Direction => Give every entry again, unchanged, and leave its images out.

[Rows from a dataset]
--*--

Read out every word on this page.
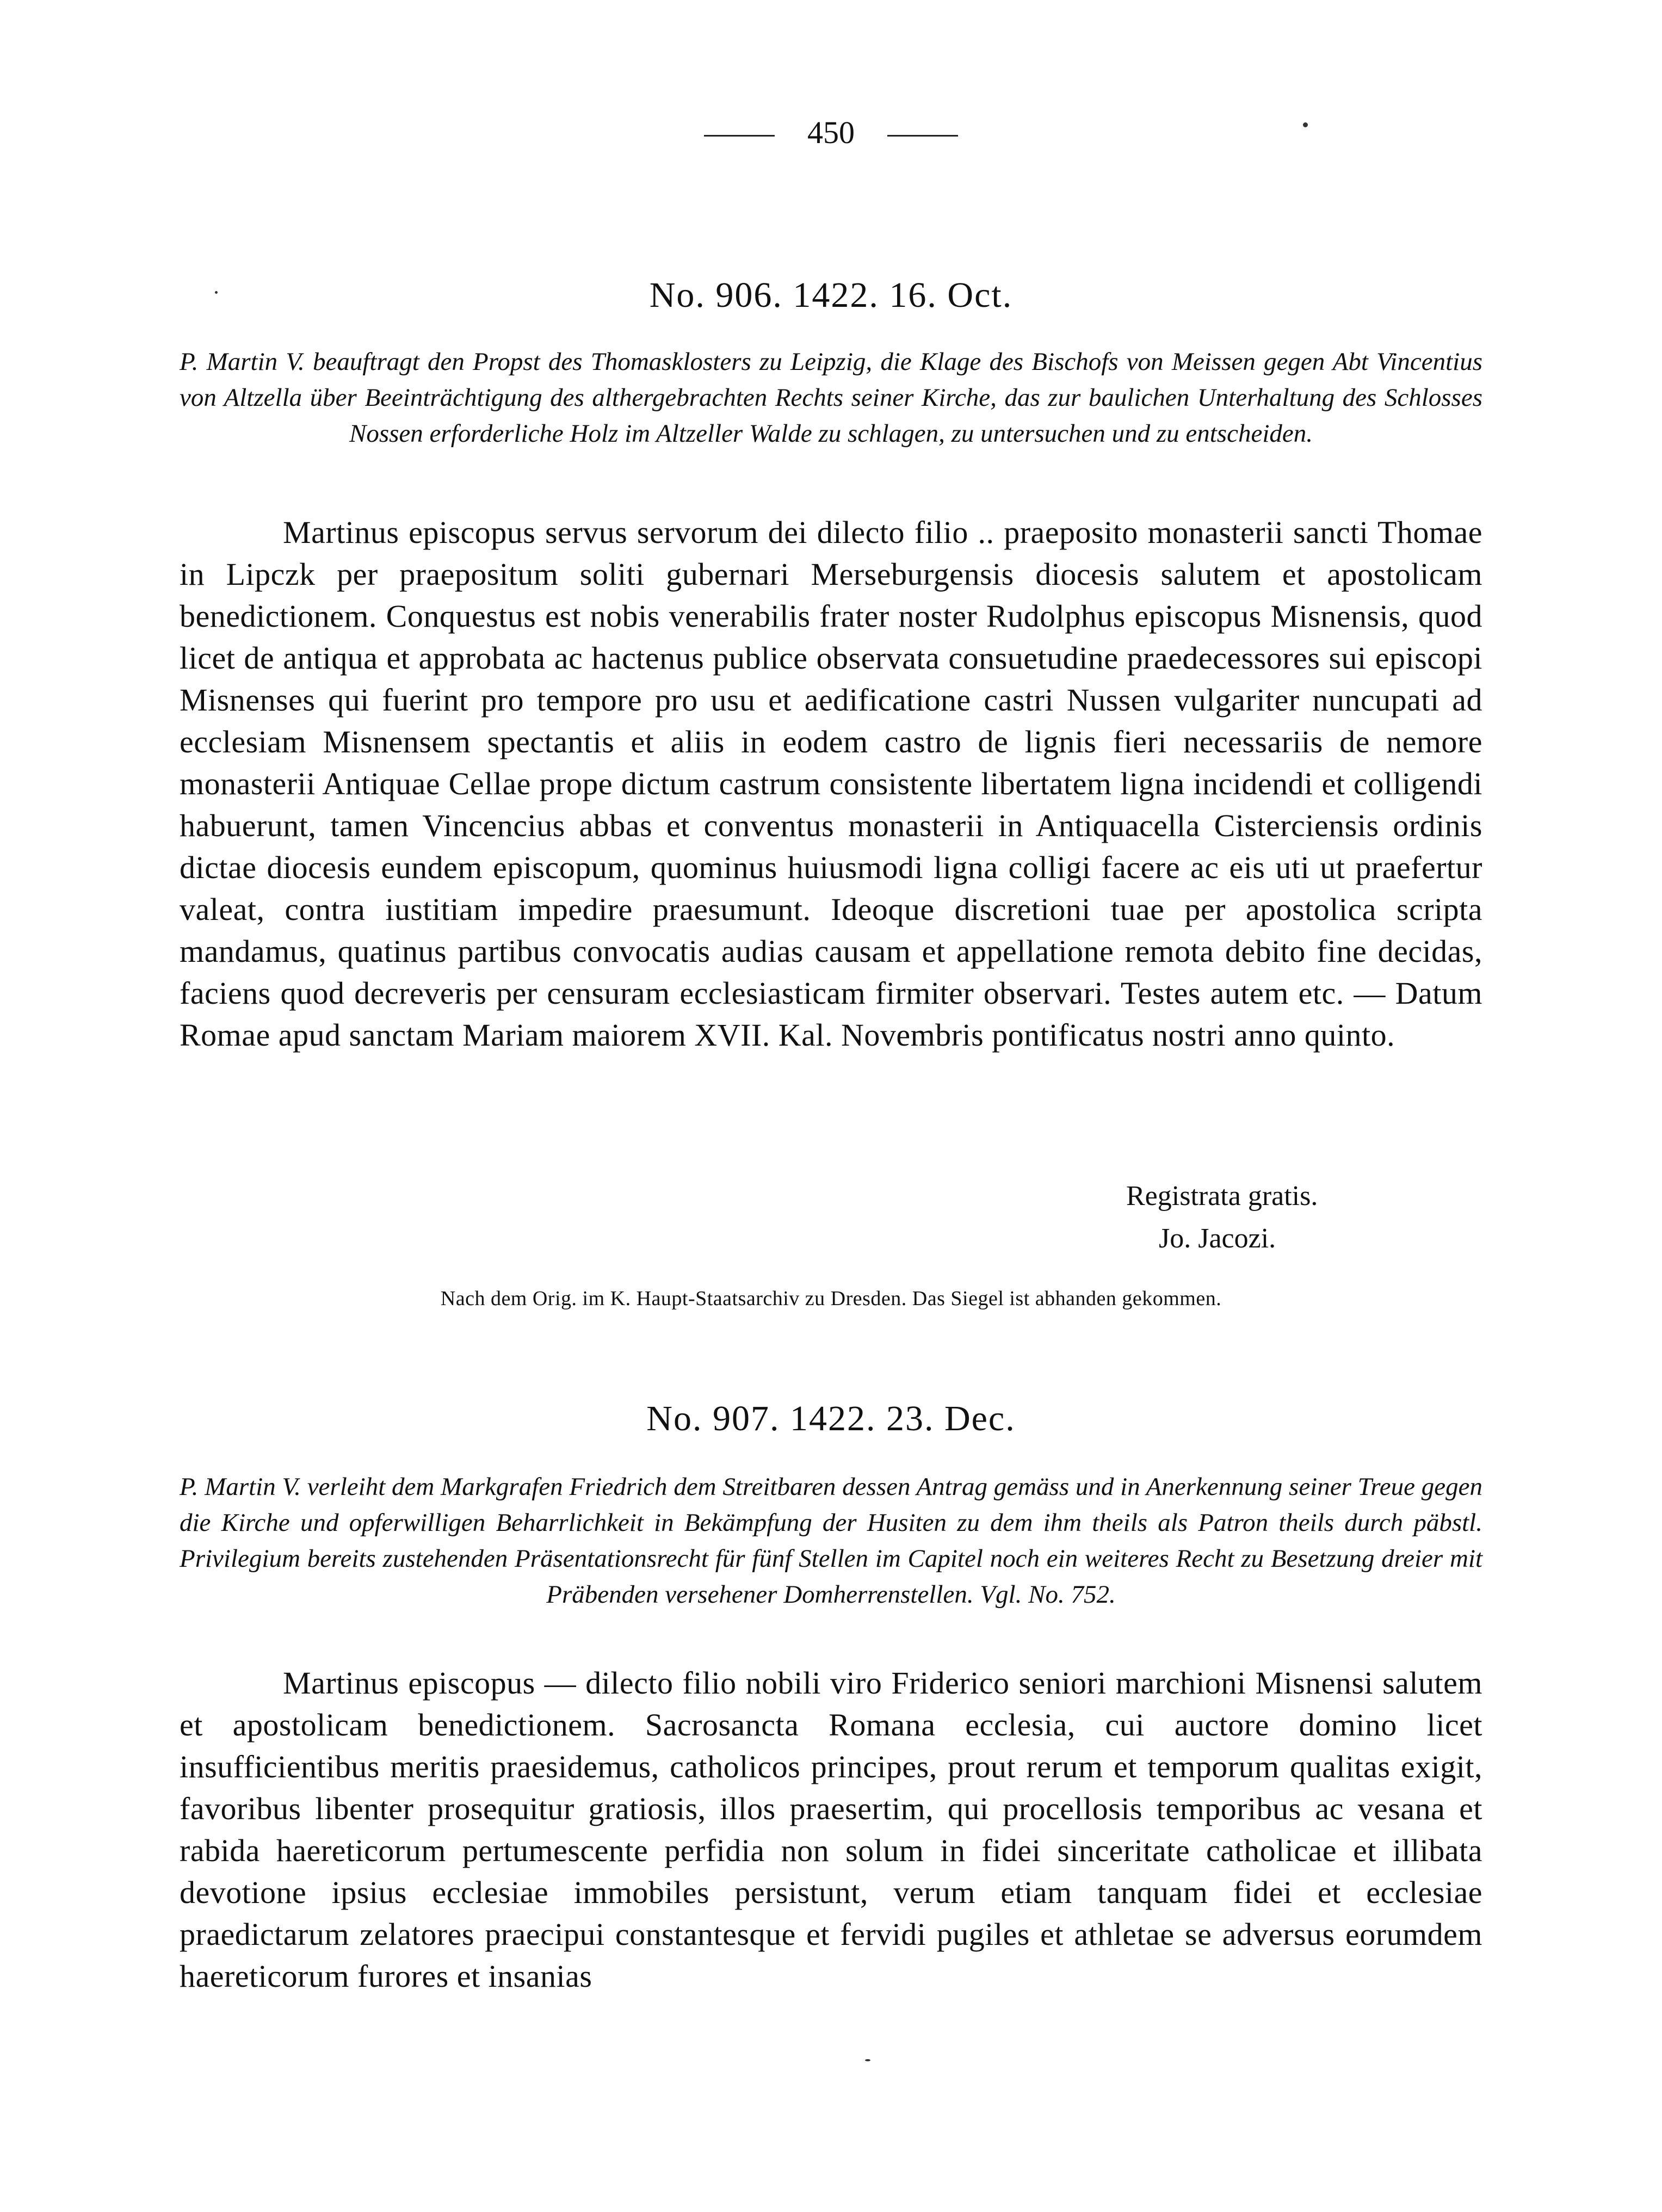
450
No. 906. 1422. 16. Oct.
P. Martin V. beauftragt den Propst des Thomasklosters zu Leipzig, die Klage des Bischofs von Meissen gegen Abt Vincentius von Altzella über Beeinträchtigung des althergebrachten Rechts seiner Kirche, das zur baulichen Unterhaltung des Schlosses Nossen erforderliche Holz im Altzeller Walde zu schlagen, zu untersuchen und zu entscheiden.
Martinus episcopus servus servorum dei dilecto filio .. praeposito monasterii sancti Thomae in Lipczk per praepositum soliti gubernari Merseburgensis diocesis salutem et apostolicam benedictionem. Conquestus est nobis venerabilis frater noster Rudolphus episcopus Misnensis, quod licet de antiqua et approbata ac hactenus publice observata consuetudine praedecessores sui episcopi Misnenses qui fuerint pro tempore pro usu et aedificatione castri Nussen vulgariter nuncupati ad ecclesiam Misnensem spectantis et aliis in eodem castro de lignis fieri necessariis de nemore monasterii Antiquae Cellae prope dictum castrum consistente libertatem ligna incidendi et colligendi habuerunt, tamen Vincencius abbas et conventus monasterii in Antiquacella Cisterciensis ordinis dictae diocesis eundem episcopum, quominus huiusmodi ligna colligi facere ac eis uti ut praefertur valeat, contra iustitiam impedire praesumunt. Ideoque discretioni tuae per apostolica scripta mandamus, quatinus partibus convocatis audias causam et appellatione remota debito fine decidas, faciens quod decreveris per censuram ecclesiasticam firmiter observari. Testes autem etc. — Datum Romae apud sanctam Mariam maiorem XVII. Kal. Novembris pontificatus nostri anno quinto.
Registrata gratis.
Jo. Jacozi.
Nach dem Orig. im K. Haupt-Staatsarchiv zu Dresden. Das Siegel ist abhanden gekommen.
No. 907. 1422. 23. Dec.
P. Martin V. verleiht dem Markgrafen Friedrich dem Streitbaren dessen Antrag gemäss und in Anerkennung seiner Treue gegen die Kirche und opferwilligen Beharrlichkeit in Bekämpfung der Husiten zu dem ihm theils als Patron theils durch päbstl. Privilegium bereits zustehenden Präsentationsrecht für fünf Stellen im Capitel noch ein weiteres Recht zu Besetzung dreier mit Präbenden versehener Domherrenstellen. Vgl. No. 752.
Martinus episcopus — dilecto filio nobili viro Friderico seniori marchioni Misnensi salutem et apostolicam benedictionem. Sacrosancta Romana ecclesia, cui auctore domino licet insufficientibus meritis praesidemus, catholicos principes, prout rerum et temporum qualitas exigit, favoribus libenter prosequitur gratiosis, illos praesertim, qui procellosis temporibus ac vesana et rabida haereticorum pertumescente perfidia non solum in fidei sinceritate catholicae et illibata devotione ipsius ecclesiae immobiles persistunt, verum etiam tanquam fidei et ecclesiae praedictarum zelatores praecipui constantesque et fervidi pugiles et athletae se adversus eorumdem haereticorum furores et insanias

--*--

Output for this exercise =>
Read out every word on this page.
450
No. 906. 1422. 16. Oct.
P. Martin V. beauftragt den Propst des Thomasklosters zu Leipzig, die Klage des Bischofs von Meissen gegen Abt Vincentius von Altzella über Beeinträchtigung des althergebrachten Rechts seiner Kirche, das zur baulichen Unterhaltung des Schlosses Nossen erforderliche Holz im Altzeller Walde zu schlagen, zu untersuchen und zu entscheiden.
Martinus episcopus servus servorum dei dilecto filio .. praeposito monasterii sancti Thomae in Lipczk per praepositum soliti gubernari Merseburgensis diocesis salutem et apostolicam benedictionem. Conquestus est nobis venerabilis frater noster Rudolphus episcopus Misnensis, quod licet de antiqua et approbata ac hactenus publice observata consuetudine praedecessores sui episcopi Misnenses qui fuerint pro tempore pro usu et aedificatione castri Nussen vulgariter nuncupati ad ecclesiam Misnensem spectantis et aliis in eodem castro de lignis fieri necessariis de nemore monasterii Antiquae Cellae prope dictum castrum consistente libertatem ligna incidendi et colligendi habuerunt, tamen Vincencius abbas et conventus monasterii in Antiquacella Cisterciensis ordinis dictae diocesis eundem episcopum, quominus huiusmodi ligna colligi facere ac eis uti ut praefertur valeat, contra iustitiam impedire praesumunt. Ideoque discretioni tuae per apostolica scripta mandamus, quatinus partibus convocatis audias causam et appellatione remota debito fine decidas, faciens quod decreveris per censuram ecclesiasticam firmiter observari. Testes autem etc. — Datum Romae apud sanctam Mariam maiorem XVII. Kal. Novembris pontificatus nostri anno quinto.
Registrata gratis.
Jo. Jacozi.
Nach dem Orig. im K. Haupt-Staatsarchiv zu Dresden. Das Siegel ist abhanden gekommen.
No. 907. 1422. 23. Dec.
P. Martin V. verleiht dem Markgrafen Friedrich dem Streitbaren dessen Antrag gemäss und in Anerkennung seiner Treue gegen die Kirche und opferwilligen Beharrlichkeit in Bekämpfung der Husiten zu dem ihm theils als Patron theils durch päbstl. Privilegium bereits zustehenden Präsentationsrecht für fünf Stellen im Capitel noch ein weiteres Recht zu Besetzung dreier mit Präbenden versehener Domherrenstellen. Vgl. No. 752.
Martinus episcopus — dilecto filio nobili viro Friderico seniori marchioni Misnensi salutem et apostolicam benedictionem. Sacrosancta Romana ecclesia, cui auctore domino licet insufficientibus meritis praesidemus, catholicos principes, prout rerum et temporum qualitas exigit, favoribus libenter prosequitur gratiosis, illos praesertim, qui procellosis temporibus ac vesana et rabida haereticorum pertumescente perfidia non solum in fidei sinceritate catholicae et illibata devotione ipsius ecclesiae immobiles persistunt, verum etiam tanquam fidei et ecclesiae praedictarum zelatores praecipui constantesque et fervidi pugiles et athletae se adversus eorumdem haereticorum furores et insanias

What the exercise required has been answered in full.